» **Job**
Find the word "this" in the listing; pull out each line holding it.

┌─ Data provided

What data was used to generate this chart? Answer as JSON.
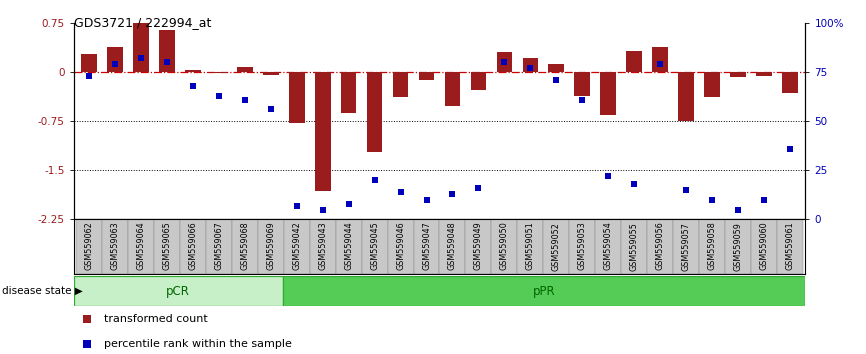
{
  "title": "GDS3721 / 222994_at",
  "samples": [
    "GSM559062",
    "GSM559063",
    "GSM559064",
    "GSM559065",
    "GSM559066",
    "GSM559067",
    "GSM559068",
    "GSM559069",
    "GSM559042",
    "GSM559043",
    "GSM559044",
    "GSM559045",
    "GSM559046",
    "GSM559047",
    "GSM559048",
    "GSM559049",
    "GSM559050",
    "GSM559051",
    "GSM559052",
    "GSM559053",
    "GSM559054",
    "GSM559055",
    "GSM559056",
    "GSM559057",
    "GSM559058",
    "GSM559059",
    "GSM559060",
    "GSM559061"
  ],
  "transformed_count": [
    0.28,
    0.38,
    0.75,
    0.65,
    0.03,
    -0.02,
    0.08,
    -0.04,
    -0.78,
    -1.82,
    -0.62,
    -1.22,
    -0.38,
    -0.12,
    -0.52,
    -0.28,
    0.3,
    0.22,
    0.13,
    -0.36,
    -0.65,
    0.33,
    0.38,
    -0.75,
    -0.38,
    -0.08,
    -0.06,
    -0.32
  ],
  "percentile_rank": [
    73,
    79,
    82,
    80,
    68,
    63,
    61,
    56,
    7,
    5,
    8,
    20,
    14,
    10,
    13,
    16,
    80,
    77,
    71,
    61,
    22,
    18,
    79,
    15,
    10,
    5,
    10,
    36
  ],
  "group_pCR_count": 8,
  "ylim_left": [
    -2.25,
    0.75
  ],
  "ylim_right": [
    0,
    100
  ],
  "yticks_left": [
    0.75,
    0.0,
    -0.75,
    -1.5,
    -2.25
  ],
  "ytick_labels_left": [
    "0.75",
    "0",
    "-0.75",
    "-1.5",
    "-2.25"
  ],
  "yticks_right": [
    100,
    75,
    50,
    25,
    0
  ],
  "ytick_labels_right": [
    "100%",
    "75",
    "50",
    "25",
    "0"
  ],
  "bar_color": "#9B1C1C",
  "dot_color": "#0000BB",
  "zero_line_color": "#CC0000",
  "pCR_color": "#C8F0C8",
  "pPR_color": "#55CC55",
  "pCR_label_color": "#006600",
  "pPR_label_color": "#006600"
}
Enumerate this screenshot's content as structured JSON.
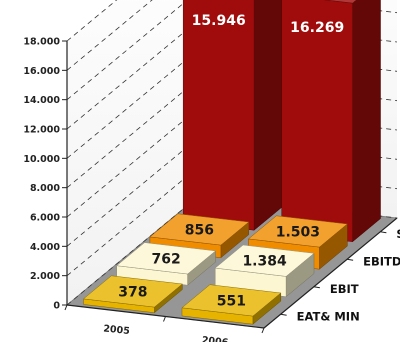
{
  "chart_data": {
    "type": "bar",
    "categories": [
      "2005",
      "2006"
    ],
    "series": [
      {
        "name": "SALES",
        "values": [
          15946,
          16269
        ],
        "labels": [
          "15.946",
          "16.269"
        ],
        "color": "#a00c0c"
      },
      {
        "name": "EBITDA",
        "values": [
          856,
          1503
        ],
        "labels": [
          "856",
          "1.503"
        ],
        "color": "#f08c00"
      },
      {
        "name": "EBIT",
        "values": [
          762,
          1384
        ],
        "labels": [
          "762",
          "1.384"
        ],
        "color": "#fcf7d2"
      },
      {
        "name": "EAT& MIN",
        "values": [
          378,
          551
        ],
        "labels": [
          "378",
          "551"
        ],
        "color": "#e6b400"
      }
    ],
    "ylim": [
      0,
      18000
    ],
    "yticks": [
      "0",
      "2.000",
      "4.000",
      "6.000",
      "8.000",
      "10.000",
      "12.000",
      "14.000",
      "16.000",
      "18.000"
    ],
    "grid": true,
    "legend": "right"
  }
}
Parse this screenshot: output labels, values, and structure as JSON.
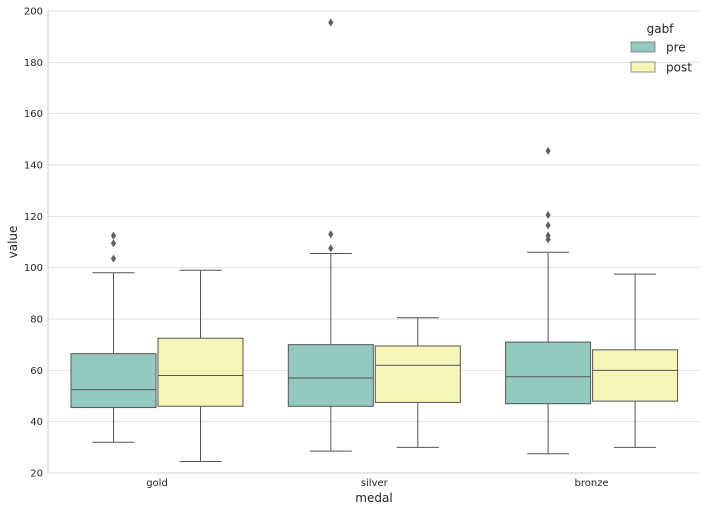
{
  "chart_data": {
    "type": "box",
    "xlabel": "medal",
    "ylabel": "value",
    "ylim": [
      20,
      200
    ],
    "yticks": [
      "20",
      "40",
      "60",
      "80",
      "100",
      "120",
      "140",
      "160",
      "180",
      "200"
    ],
    "categories": [
      "gold",
      "silver",
      "bronze"
    ],
    "grid": "horizontal",
    "legend": {
      "title": "gabf",
      "position": "top-right"
    },
    "series": [
      {
        "name": "pre",
        "color": "#94c9bf",
        "boxes": [
          {
            "whislo": 32,
            "q1": 45.5,
            "median": 52.5,
            "q3": 66.5,
            "whishi": 98,
            "fliers": [
              103.5,
              109.5,
              112.5
            ]
          },
          {
            "whislo": 28.5,
            "q1": 46,
            "median": 57,
            "q3": 70,
            "whishi": 105.5,
            "fliers": [
              107.5,
              113,
              195.5
            ]
          },
          {
            "whislo": 27.5,
            "q1": 47,
            "median": 57.5,
            "q3": 71,
            "whishi": 106,
            "fliers": [
              111,
              112.5,
              116.5,
              120.5,
              145.5
            ]
          }
        ]
      },
      {
        "name": "post",
        "color": "#f6f6b9",
        "boxes": [
          {
            "whislo": 24.5,
            "q1": 46,
            "median": 58,
            "q3": 72.5,
            "whishi": 99,
            "fliers": []
          },
          {
            "whislo": 30,
            "q1": 47.5,
            "median": 62,
            "q3": 69.5,
            "whishi": 80.5,
            "fliers": []
          },
          {
            "whislo": 30,
            "q1": 48,
            "median": 60,
            "q3": 68,
            "whishi": 97.5,
            "fliers": []
          }
        ]
      }
    ]
  }
}
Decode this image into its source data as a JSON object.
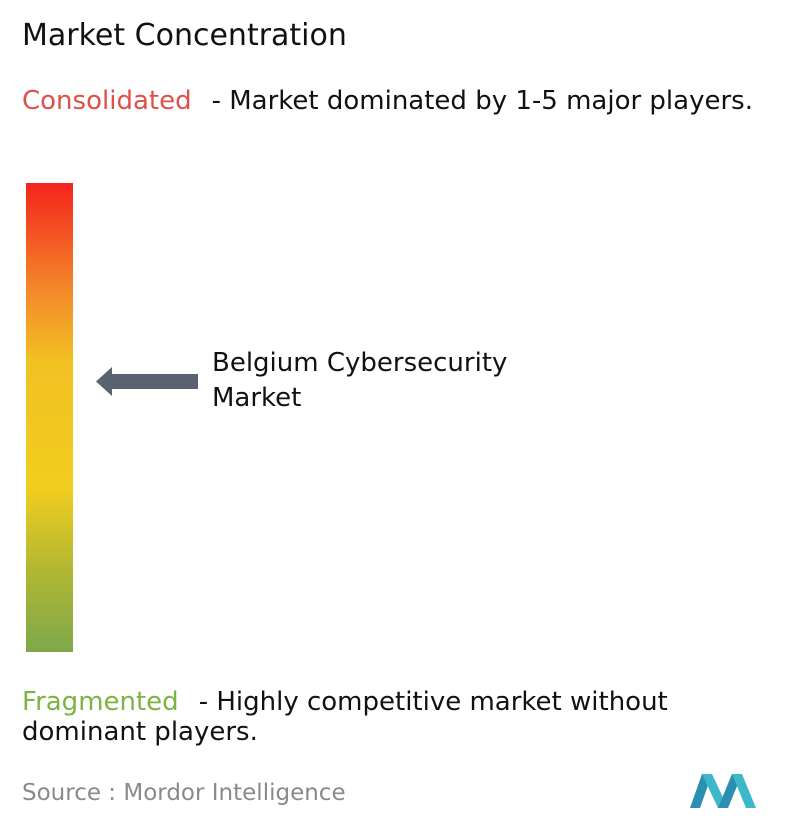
{
  "title": "Market Concentration",
  "consolidated": {
    "label": "Consolidated",
    "description": "- Market dominated by 1-5 major players."
  },
  "market": {
    "label": "Belgium Cybersecurity Market"
  },
  "fragmented": {
    "label": "Fragmented",
    "description": "- Highly competitive market without dominant players."
  },
  "source": "Source : Mordor Intelligence"
}
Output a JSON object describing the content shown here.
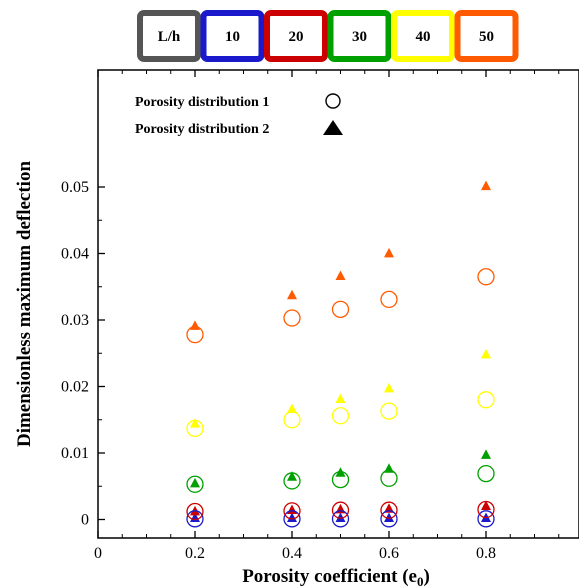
{
  "chart_data": {
    "type": "scatter",
    "xlabel": "Porosity coefficient (e",
    "xlabel_sub": "0",
    "xlabel_close": ")",
    "ylabel": "Dimensionless maximum deflection",
    "xlim": [
      0,
      1
    ],
    "ylim": [
      -0.0015,
      0.0545
    ],
    "xticks": [
      0,
      0.2,
      0.4,
      0.6,
      0.8
    ],
    "xtick_labels": [
      "0",
      "0.2",
      "0.4",
      "0.6",
      "0.8"
    ],
    "yticks": [
      0,
      0.01,
      0.02,
      0.03,
      0.04,
      0.05
    ],
    "ytick_labels": [
      "0",
      "0.01",
      "0.02",
      "0.03",
      "0.04",
      "0.05"
    ],
    "grid": false,
    "x": [
      0.2,
      0.4,
      0.5,
      0.6,
      0.8
    ],
    "length_ratio_header": "L/h",
    "length_ratios": [
      {
        "label": "10",
        "color": "#1a1acc"
      },
      {
        "label": "20",
        "color": "#cc0000"
      },
      {
        "label": "30",
        "color": "#00a000"
      },
      {
        "label": "40",
        "color": "#ffff00"
      },
      {
        "label": "50",
        "color": "#ff5a00"
      }
    ],
    "header_color": "#555555",
    "marker_legend": [
      {
        "label": "Porosity distribution 1",
        "marker": "circle"
      },
      {
        "label": "Porosity distribution 2",
        "marker": "triangle"
      }
    ],
    "series": [
      {
        "ratio": "10",
        "distribution": 1,
        "values": [
          0.0001,
          0.0001,
          0.0001,
          0.0001,
          0.0001
        ]
      },
      {
        "ratio": "10",
        "distribution": 2,
        "values": [
          0.0003,
          0.0003,
          0.0003,
          0.0003,
          0.0003
        ]
      },
      {
        "ratio": "20",
        "distribution": 1,
        "values": [
          0.0012,
          0.0013,
          0.0014,
          0.0014,
          0.0015
        ]
      },
      {
        "ratio": "20",
        "distribution": 2,
        "values": [
          0.0013,
          0.0015,
          0.0016,
          0.0017,
          0.0021
        ]
      },
      {
        "ratio": "30",
        "distribution": 1,
        "values": [
          0.0053,
          0.0058,
          0.006,
          0.0062,
          0.0069
        ]
      },
      {
        "ratio": "30",
        "distribution": 2,
        "values": [
          0.0055,
          0.0065,
          0.0071,
          0.0077,
          0.0098
        ]
      },
      {
        "ratio": "40",
        "distribution": 1,
        "values": [
          0.0137,
          0.015,
          0.0156,
          0.0163,
          0.018
        ]
      },
      {
        "ratio": "40",
        "distribution": 2,
        "values": [
          0.0145,
          0.0167,
          0.0182,
          0.0198,
          0.0249
        ]
      },
      {
        "ratio": "50",
        "distribution": 1,
        "values": [
          0.0278,
          0.0303,
          0.0316,
          0.0331,
          0.0365
        ]
      },
      {
        "ratio": "50",
        "distribution": 2,
        "values": [
          0.0292,
          0.0338,
          0.0367,
          0.0401,
          0.0502
        ]
      }
    ]
  }
}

└─

» **Exercise answer**
What data was used to generate this chart? Answer as JSON.
Enumerate this screenshot's content as structured JSON.
Parse this screenshot: output labels, values, and structure as JSON.
Decode this image into its source data as a JSON object.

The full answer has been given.